— Start DATASET RECORDS —

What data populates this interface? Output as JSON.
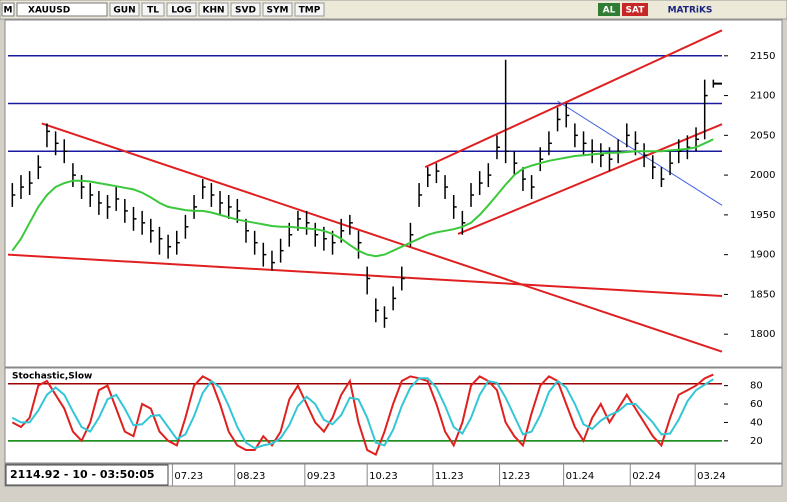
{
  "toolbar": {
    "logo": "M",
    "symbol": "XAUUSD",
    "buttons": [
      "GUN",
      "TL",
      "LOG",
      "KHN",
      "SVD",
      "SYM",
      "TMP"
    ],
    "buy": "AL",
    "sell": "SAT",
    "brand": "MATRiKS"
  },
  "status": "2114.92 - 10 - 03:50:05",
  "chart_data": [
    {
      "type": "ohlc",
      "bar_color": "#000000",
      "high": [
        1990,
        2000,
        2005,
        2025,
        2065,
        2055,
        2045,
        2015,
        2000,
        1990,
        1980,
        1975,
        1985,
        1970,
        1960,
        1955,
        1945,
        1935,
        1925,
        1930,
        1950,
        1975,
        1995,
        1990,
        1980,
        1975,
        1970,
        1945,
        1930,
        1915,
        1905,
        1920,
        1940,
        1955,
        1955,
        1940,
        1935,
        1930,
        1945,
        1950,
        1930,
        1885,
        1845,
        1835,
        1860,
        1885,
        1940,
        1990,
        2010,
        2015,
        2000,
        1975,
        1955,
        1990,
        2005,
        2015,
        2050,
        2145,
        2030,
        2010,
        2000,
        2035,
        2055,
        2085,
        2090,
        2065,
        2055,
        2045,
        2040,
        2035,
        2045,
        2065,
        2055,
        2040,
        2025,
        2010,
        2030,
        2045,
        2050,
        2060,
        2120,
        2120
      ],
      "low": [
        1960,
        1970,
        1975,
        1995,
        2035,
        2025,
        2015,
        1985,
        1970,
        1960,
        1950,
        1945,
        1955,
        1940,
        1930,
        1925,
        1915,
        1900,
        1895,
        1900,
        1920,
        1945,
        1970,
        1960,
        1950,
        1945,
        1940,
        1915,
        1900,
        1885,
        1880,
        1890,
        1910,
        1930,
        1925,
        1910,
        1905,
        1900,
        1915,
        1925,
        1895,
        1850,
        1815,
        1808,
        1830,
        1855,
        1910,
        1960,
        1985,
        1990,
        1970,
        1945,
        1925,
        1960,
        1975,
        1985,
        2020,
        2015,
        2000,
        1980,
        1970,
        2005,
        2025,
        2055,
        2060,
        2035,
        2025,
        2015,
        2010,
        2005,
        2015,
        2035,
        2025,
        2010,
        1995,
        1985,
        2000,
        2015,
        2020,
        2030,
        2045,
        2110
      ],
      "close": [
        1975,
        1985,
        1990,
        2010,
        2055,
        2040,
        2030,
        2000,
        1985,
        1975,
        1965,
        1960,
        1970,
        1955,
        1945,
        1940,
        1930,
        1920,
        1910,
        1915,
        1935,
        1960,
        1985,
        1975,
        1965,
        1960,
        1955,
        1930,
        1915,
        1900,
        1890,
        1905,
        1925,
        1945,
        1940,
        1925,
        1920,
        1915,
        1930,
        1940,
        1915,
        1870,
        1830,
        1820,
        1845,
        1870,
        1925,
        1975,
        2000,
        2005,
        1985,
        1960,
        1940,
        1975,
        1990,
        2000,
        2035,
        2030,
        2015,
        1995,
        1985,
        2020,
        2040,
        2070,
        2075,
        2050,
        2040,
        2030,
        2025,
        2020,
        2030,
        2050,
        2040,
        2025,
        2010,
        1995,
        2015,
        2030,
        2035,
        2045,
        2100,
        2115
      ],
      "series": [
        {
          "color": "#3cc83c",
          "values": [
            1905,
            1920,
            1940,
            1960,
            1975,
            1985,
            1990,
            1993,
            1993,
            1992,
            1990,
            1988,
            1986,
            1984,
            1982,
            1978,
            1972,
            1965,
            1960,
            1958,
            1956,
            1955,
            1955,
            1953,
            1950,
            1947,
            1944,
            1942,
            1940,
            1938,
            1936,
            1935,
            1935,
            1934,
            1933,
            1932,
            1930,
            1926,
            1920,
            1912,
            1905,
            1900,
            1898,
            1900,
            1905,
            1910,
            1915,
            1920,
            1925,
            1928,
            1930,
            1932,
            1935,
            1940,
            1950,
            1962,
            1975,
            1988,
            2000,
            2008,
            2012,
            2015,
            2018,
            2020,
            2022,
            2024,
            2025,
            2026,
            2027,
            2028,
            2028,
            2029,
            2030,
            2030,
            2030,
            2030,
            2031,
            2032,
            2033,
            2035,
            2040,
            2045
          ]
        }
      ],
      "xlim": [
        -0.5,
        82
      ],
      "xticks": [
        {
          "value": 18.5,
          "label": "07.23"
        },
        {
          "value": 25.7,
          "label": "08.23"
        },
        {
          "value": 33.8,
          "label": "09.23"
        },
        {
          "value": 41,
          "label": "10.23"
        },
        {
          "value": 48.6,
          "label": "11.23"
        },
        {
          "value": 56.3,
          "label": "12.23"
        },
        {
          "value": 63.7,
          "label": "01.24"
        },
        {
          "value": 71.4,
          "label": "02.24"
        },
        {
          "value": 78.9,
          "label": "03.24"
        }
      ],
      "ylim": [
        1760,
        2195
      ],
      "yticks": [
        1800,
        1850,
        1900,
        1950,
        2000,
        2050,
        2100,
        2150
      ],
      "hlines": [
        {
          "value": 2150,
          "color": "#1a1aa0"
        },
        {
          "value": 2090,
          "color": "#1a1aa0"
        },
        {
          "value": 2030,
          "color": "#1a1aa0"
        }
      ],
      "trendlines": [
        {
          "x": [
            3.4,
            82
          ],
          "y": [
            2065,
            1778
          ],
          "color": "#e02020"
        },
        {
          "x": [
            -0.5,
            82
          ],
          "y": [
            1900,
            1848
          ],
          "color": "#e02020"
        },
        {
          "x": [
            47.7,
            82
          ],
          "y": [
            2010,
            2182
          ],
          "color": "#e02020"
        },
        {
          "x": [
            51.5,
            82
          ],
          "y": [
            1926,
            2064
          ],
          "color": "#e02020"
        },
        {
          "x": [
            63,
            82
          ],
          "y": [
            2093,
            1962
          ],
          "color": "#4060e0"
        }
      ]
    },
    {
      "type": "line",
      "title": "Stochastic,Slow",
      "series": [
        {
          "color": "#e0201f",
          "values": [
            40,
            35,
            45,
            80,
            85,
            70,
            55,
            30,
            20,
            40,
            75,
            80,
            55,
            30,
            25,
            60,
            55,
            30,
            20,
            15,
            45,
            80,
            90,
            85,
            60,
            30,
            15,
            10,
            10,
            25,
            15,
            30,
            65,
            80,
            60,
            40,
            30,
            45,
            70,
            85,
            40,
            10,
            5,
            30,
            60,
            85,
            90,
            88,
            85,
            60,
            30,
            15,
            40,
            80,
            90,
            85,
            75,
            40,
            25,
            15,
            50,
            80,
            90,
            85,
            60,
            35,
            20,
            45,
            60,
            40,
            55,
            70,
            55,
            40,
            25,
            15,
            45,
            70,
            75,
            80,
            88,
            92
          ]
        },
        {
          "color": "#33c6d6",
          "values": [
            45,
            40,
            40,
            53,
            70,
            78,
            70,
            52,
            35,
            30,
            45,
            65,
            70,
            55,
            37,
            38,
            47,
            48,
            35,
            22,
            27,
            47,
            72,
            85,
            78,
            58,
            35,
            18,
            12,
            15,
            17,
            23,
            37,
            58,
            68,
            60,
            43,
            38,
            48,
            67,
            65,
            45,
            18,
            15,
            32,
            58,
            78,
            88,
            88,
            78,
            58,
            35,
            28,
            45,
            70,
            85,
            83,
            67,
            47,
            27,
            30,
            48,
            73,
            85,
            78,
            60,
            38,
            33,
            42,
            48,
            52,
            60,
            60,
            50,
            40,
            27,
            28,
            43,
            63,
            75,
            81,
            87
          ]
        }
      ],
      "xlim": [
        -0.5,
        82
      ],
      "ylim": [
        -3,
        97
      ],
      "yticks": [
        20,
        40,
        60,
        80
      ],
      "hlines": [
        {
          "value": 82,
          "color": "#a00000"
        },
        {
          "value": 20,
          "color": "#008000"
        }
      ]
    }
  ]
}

— End DATASET RECORDS —
— Start DATASET RECORDS —

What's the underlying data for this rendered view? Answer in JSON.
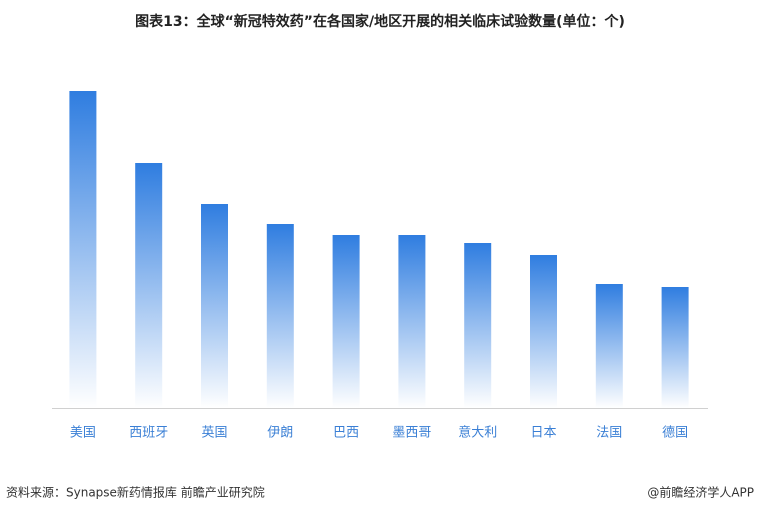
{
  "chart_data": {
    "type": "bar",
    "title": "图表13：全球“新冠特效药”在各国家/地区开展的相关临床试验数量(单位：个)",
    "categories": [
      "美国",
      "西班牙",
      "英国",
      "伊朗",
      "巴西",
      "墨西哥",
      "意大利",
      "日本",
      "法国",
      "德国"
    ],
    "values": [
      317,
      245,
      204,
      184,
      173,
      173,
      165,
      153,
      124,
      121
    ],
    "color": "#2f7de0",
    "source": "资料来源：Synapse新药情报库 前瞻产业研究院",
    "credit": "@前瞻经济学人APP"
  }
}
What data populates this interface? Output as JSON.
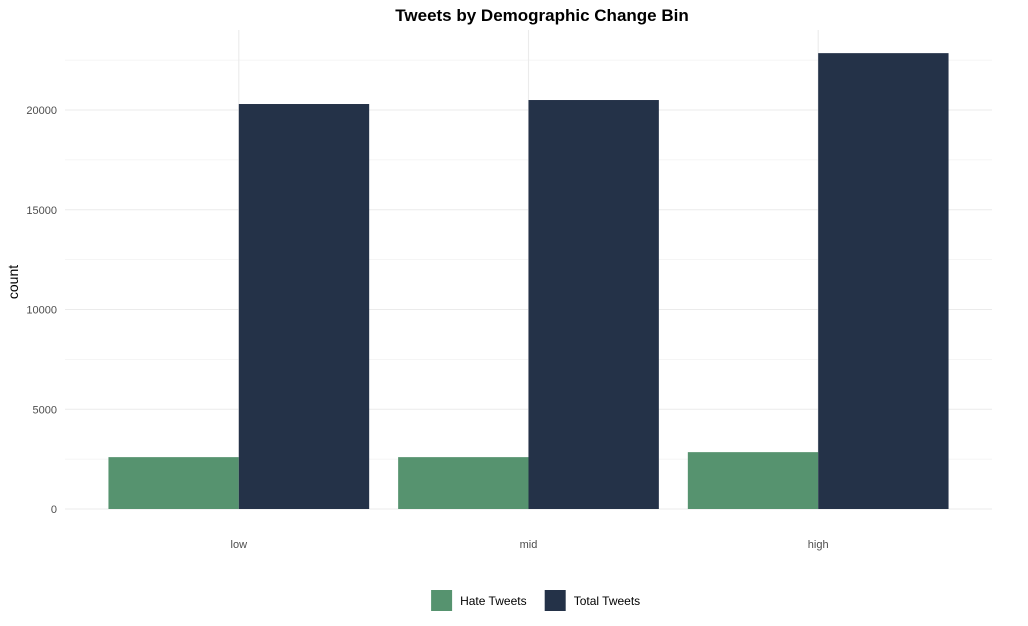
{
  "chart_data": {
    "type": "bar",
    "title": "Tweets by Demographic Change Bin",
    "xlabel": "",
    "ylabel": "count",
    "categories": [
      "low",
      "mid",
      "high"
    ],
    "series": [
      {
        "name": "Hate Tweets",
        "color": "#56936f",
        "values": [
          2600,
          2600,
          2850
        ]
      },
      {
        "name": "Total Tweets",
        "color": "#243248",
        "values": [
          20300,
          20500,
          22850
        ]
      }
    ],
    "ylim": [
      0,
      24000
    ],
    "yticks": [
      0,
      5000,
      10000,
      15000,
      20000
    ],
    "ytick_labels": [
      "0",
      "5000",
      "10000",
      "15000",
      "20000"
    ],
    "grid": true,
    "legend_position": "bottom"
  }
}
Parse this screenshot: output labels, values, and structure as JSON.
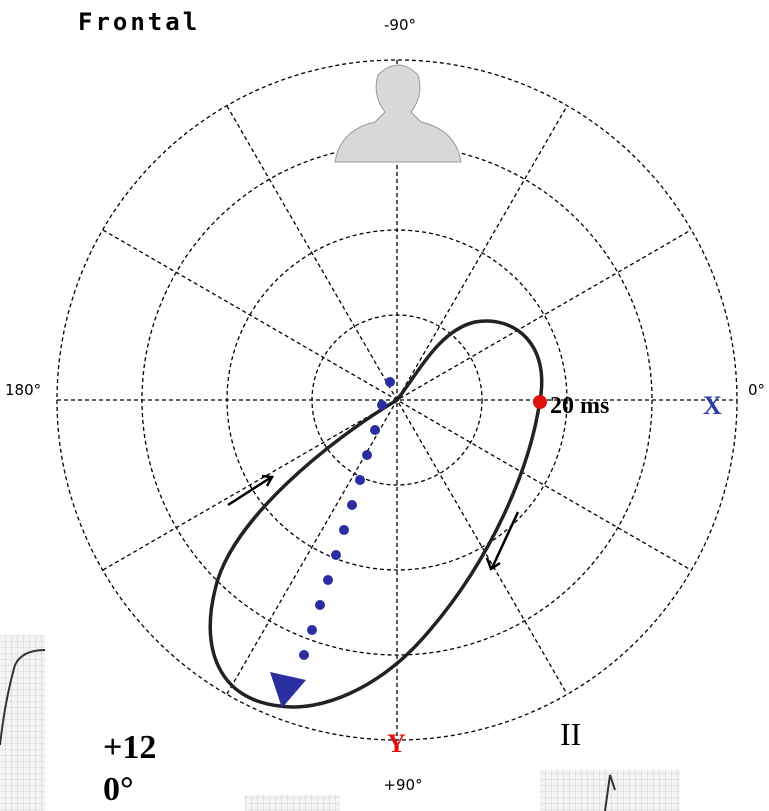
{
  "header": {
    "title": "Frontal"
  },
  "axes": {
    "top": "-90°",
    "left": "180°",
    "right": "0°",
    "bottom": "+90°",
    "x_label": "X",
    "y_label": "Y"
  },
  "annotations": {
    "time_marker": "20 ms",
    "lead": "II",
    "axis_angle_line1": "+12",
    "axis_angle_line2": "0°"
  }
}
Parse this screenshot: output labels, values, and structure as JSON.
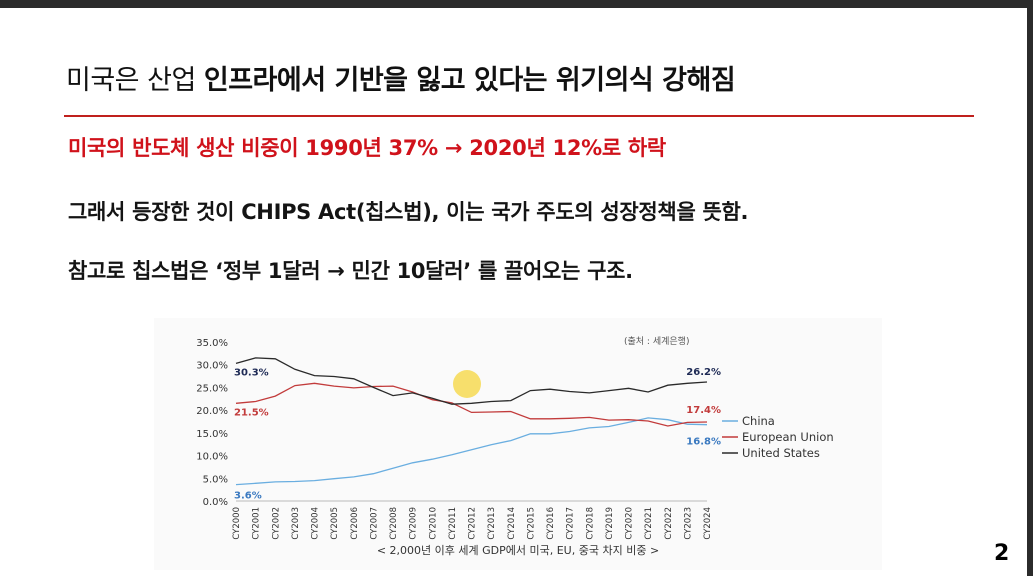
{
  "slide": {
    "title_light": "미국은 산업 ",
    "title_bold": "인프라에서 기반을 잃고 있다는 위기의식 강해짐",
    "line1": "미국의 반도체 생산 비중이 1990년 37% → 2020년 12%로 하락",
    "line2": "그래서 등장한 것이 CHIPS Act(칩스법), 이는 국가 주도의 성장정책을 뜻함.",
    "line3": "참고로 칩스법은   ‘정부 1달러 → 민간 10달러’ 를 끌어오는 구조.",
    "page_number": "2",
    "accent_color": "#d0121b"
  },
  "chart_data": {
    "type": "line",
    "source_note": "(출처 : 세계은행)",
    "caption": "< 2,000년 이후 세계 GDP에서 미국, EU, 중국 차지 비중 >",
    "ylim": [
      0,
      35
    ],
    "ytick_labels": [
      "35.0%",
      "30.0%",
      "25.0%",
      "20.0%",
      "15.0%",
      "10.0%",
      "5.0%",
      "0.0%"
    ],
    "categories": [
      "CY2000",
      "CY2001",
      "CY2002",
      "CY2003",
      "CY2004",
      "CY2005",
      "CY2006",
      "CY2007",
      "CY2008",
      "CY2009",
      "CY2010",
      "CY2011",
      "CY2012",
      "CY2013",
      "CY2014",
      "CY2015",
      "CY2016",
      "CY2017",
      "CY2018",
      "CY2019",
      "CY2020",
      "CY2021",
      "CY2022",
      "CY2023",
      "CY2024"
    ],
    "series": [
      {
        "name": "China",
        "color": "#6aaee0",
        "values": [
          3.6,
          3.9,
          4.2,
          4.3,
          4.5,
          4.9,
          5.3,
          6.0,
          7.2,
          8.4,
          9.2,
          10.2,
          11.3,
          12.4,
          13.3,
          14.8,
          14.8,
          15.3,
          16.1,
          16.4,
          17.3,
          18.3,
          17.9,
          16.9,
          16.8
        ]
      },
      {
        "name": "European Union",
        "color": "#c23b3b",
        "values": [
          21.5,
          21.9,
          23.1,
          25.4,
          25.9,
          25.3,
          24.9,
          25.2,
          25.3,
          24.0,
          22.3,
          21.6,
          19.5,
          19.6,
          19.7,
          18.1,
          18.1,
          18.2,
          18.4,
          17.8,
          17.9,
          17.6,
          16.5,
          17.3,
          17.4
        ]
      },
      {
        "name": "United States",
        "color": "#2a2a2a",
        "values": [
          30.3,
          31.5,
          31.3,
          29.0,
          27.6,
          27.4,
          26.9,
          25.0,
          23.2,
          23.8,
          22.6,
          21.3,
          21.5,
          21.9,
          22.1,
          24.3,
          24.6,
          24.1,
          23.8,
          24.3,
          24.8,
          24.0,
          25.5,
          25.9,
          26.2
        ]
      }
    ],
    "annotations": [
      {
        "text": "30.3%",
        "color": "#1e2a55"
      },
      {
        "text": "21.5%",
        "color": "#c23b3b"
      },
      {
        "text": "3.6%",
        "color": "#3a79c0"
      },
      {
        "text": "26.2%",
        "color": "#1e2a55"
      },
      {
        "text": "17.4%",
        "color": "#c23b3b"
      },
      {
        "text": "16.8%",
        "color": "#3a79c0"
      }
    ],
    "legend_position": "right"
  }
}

— End DATASET RECORDS —
— Start DATASET RECORDS —

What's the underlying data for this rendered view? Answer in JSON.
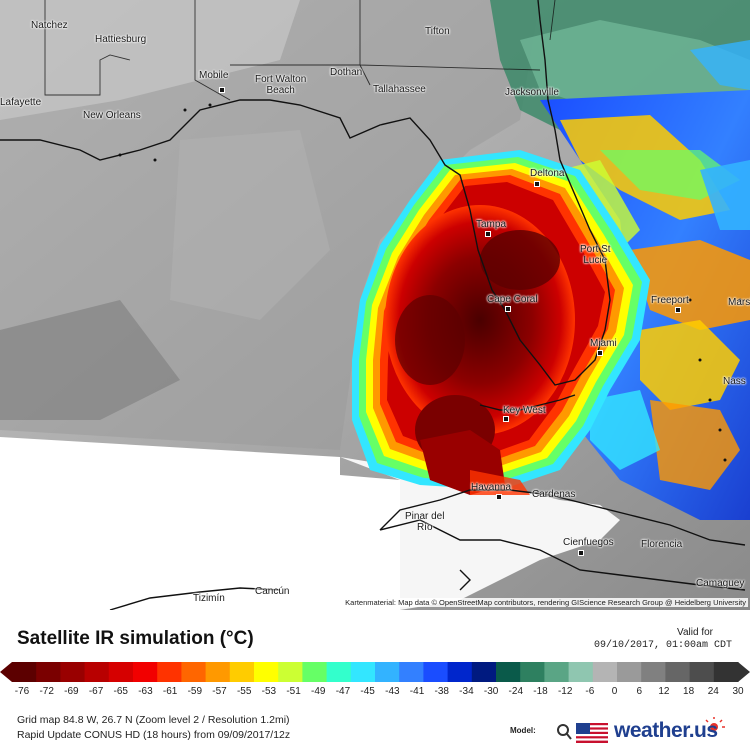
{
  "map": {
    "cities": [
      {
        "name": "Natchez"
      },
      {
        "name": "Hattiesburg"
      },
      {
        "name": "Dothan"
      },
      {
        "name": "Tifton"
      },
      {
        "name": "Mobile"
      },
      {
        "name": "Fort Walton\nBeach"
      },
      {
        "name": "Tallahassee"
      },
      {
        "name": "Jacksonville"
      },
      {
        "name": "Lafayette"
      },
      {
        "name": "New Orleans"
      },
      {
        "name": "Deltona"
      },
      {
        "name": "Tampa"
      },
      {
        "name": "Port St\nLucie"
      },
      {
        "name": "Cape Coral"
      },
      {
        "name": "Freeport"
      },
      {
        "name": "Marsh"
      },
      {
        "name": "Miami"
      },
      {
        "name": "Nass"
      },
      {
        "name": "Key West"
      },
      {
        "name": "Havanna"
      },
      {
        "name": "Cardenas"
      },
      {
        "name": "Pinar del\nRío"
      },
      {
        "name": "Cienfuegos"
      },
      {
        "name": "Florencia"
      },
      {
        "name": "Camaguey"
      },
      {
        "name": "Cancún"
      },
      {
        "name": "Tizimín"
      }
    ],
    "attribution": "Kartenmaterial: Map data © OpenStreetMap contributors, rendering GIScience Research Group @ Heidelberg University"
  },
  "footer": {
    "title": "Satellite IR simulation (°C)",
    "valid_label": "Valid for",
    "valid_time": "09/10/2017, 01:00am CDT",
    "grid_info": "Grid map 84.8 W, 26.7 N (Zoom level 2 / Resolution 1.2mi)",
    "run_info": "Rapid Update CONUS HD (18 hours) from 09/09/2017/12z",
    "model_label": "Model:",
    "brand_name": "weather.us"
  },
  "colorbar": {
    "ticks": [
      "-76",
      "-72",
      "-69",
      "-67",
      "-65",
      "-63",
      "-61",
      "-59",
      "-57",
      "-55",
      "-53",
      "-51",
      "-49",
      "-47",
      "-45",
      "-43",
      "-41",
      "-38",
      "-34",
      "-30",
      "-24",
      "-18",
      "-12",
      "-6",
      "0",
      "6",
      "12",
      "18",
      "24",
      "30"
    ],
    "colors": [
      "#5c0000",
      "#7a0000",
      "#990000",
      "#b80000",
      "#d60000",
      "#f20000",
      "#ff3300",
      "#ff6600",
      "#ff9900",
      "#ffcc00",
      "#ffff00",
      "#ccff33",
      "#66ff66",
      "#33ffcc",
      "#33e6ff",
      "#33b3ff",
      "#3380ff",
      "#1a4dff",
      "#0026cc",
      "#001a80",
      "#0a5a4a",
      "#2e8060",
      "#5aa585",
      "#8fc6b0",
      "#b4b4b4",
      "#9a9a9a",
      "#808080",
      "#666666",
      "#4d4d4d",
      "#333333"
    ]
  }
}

— End DATASET RECORDS —

[TASK REQUIREMENTS] Which lines contain "Tweets"? Copy each of them out.

[RESPONSE TO THIS TASK]
    "title": "Tweets by Demographic Change Bin",
        "name": "Hate Tweets",
        "name": "Total Tweets",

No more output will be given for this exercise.